:: TASK TO CARRY OUT ::
Transcribe the records below exactly as they appear, omitting any pictures.

— start —

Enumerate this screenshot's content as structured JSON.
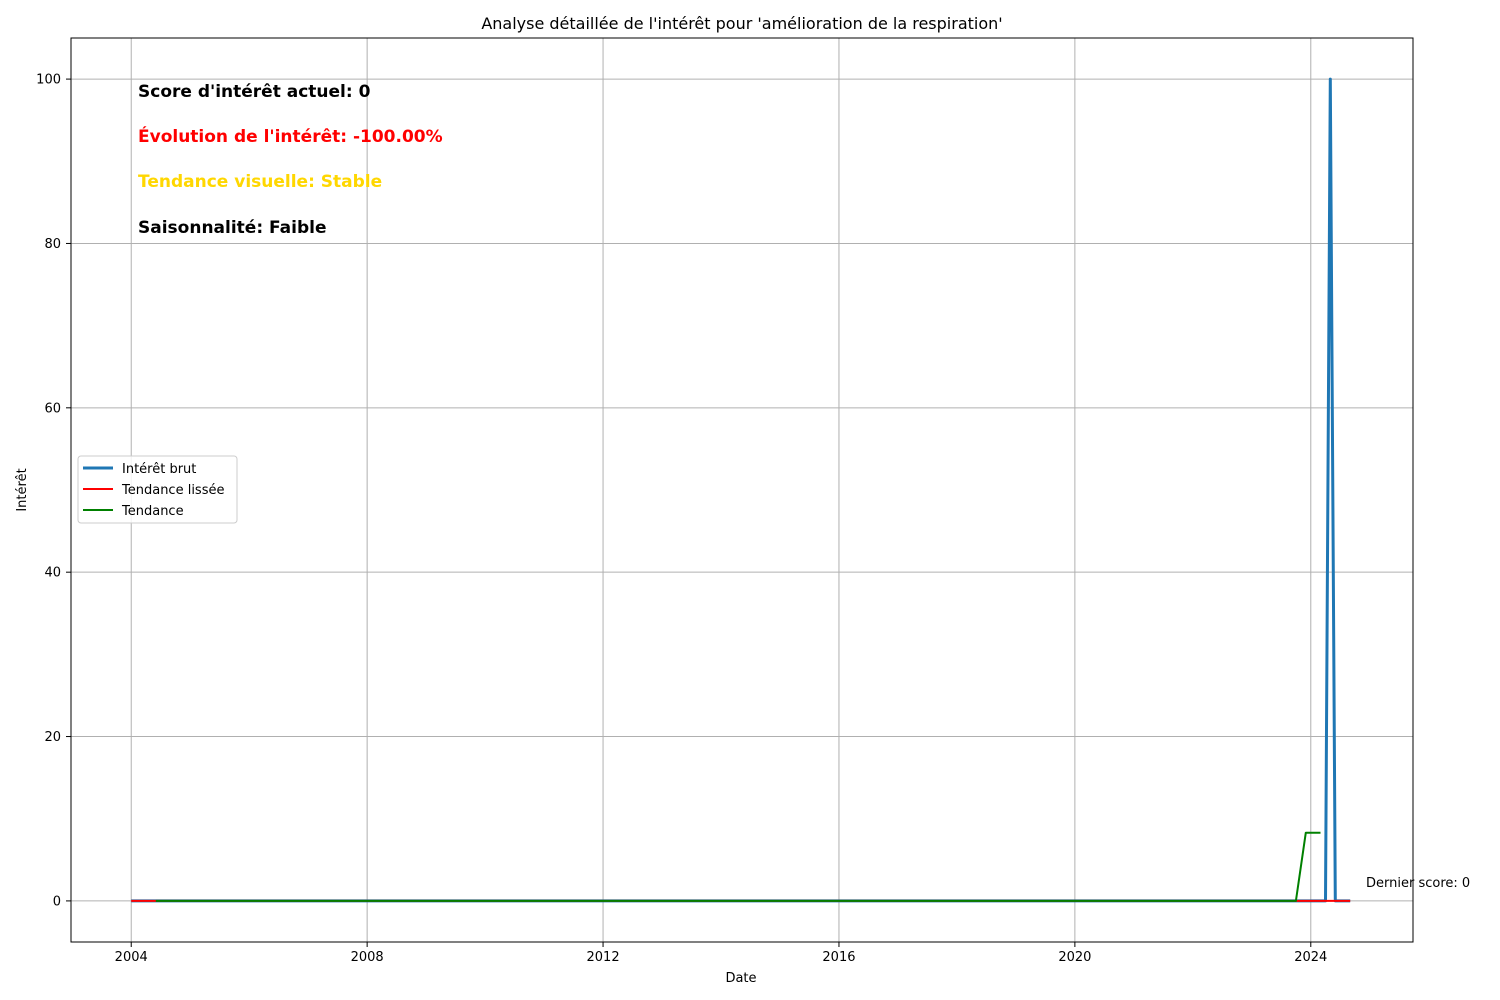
{
  "chart_data": {
    "type": "line",
    "title": "Analyse détaillée de l'intérêt pour 'amélioration de la respiration'",
    "xlabel": "Date",
    "ylabel": "Intérêt",
    "xlim": [
      "2002-12-24",
      "2025-09-25"
    ],
    "ylim": [
      -5,
      105
    ],
    "x_ticks": [
      "2004",
      "2008",
      "2012",
      "2016",
      "2020",
      "2024"
    ],
    "y_ticks": [
      0,
      20,
      40,
      60,
      80,
      100
    ],
    "grid": true,
    "legend_position": "center-left",
    "series": [
      {
        "name": "Intérêt brut",
        "color": "#1f77b4",
        "points": [
          {
            "x": "2004-01-01",
            "y": 0
          },
          {
            "x": "2024-04-01",
            "y": 0
          },
          {
            "x": "2024-05-01",
            "y": 100
          },
          {
            "x": "2024-06-01",
            "y": 0
          },
          {
            "x": "2024-09-01",
            "y": 0
          }
        ]
      },
      {
        "name": "Tendance lissée",
        "color": "#ff0000",
        "points": [
          {
            "x": "2004-01-01",
            "y": 0
          },
          {
            "x": "2004-06-01",
            "y": 0
          },
          {
            "x": "2023-10-01",
            "y": 0
          },
          {
            "x": "2024-09-01",
            "y": 0
          }
        ]
      },
      {
        "name": "Tendance",
        "color": "#008000",
        "points": [
          {
            "x": "2004-06-01",
            "y": 0
          },
          {
            "x": "2023-10-01",
            "y": 0
          },
          {
            "x": "2023-12-01",
            "y": 8.3
          },
          {
            "x": "2024-03-01",
            "y": 8.3
          }
        ]
      }
    ],
    "annotations": {
      "score": {
        "text": "Score d'intérêt actuel: 0",
        "color": "#000000"
      },
      "evolution": {
        "text": "Évolution de l'intérêt: -100.00%",
        "color": "#ff0000"
      },
      "trend": {
        "text": "Tendance visuelle: Stable",
        "color": "#ffd700"
      },
      "seasonality": {
        "text": "Saisonnalité: Faible",
        "color": "#000000"
      },
      "last_score": {
        "text": "Dernier score: 0",
        "color": "#000000"
      }
    }
  }
}
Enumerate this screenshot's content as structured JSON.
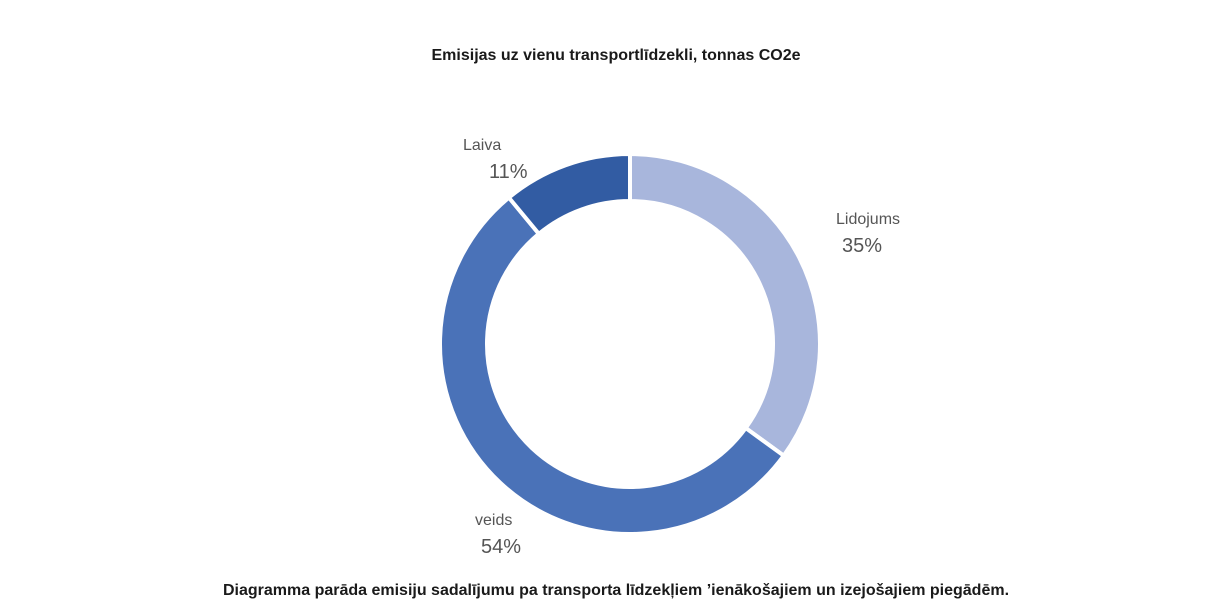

— end —

:: RESPONSE FOR THIS EXERCISE ::
Enumerate this screenshot's content as structured JSON.
{
  "chart_data": {
    "type": "line",
    "title": "Analyse détaillée de l'intérêt pour 'amélioration de la respiration'",
    "xlabel": "Date",
    "ylabel": "Intérêt",
    "xlim": [
      "2002-12-24",
      "2025-09-25"
    ],
    "ylim": [
      -5,
      105
    ],
    "x_ticks": [
      "2004",
      "2008",
      "2012",
      "2016",
      "2020",
      "2024"
    ],
    "y_ticks": [
      0,
      20,
      40,
      60,
      80,
      100
    ],
    "grid": true,
    "legend_position": "center-left",
    "series": [
      {
        "name": "Intérêt brut",
        "color": "#1f77b4",
        "points": [
          {
            "x": "2004-01-01",
            "y": 0
          },
          {
            "x": "2024-04-01",
            "y": 0
          },
          {
            "x": "2024-05-01",
            "y": 100
          },
          {
            "x": "2024-06-01",
            "y": 0
          },
          {
            "x": "2024-09-01",
            "y": 0
          }
        ]
      },
      {
        "name": "Tendance lissée",
        "color": "#ff0000",
        "points": [
          {
            "x": "2004-01-01",
            "y": 0
          },
          {
            "x": "2004-06-01",
            "y": 0
          },
          {
            "x": "2023-10-01",
            "y": 0
          },
          {
            "x": "2024-09-01",
            "y": 0
          }
        ]
      },
      {
        "name": "Tendance",
        "color": "#008000",
        "points": [
          {
            "x": "2004-06-01",
            "y": 0
          },
          {
            "x": "2023-10-01",
            "y": 0
          },
          {
            "x": "2023-12-01",
            "y": 8.3
          },
          {
            "x": "2024-03-01",
            "y": 8.3
          }
        ]
      }
    ],
    "annotations": {
      "score": {
        "text": "Score d'intérêt actuel: 0",
        "color": "#000000"
      },
      "evolution": {
        "text": "Évolution de l'intérêt: -100.00%",
        "color": "#ff0000"
      },
      "trend": {
        "text": "Tendance visuelle: Stable",
        "color": "#ffd700"
      },
      "seasonality": {
        "text": "Saisonnalité: Faible",
        "color": "#000000"
      },
      "last_score": {
        "text": "Dernier score: 0",
        "color": "#000000"
      }
    }
  }
}
Enumerate this screenshot's content as structured JSON.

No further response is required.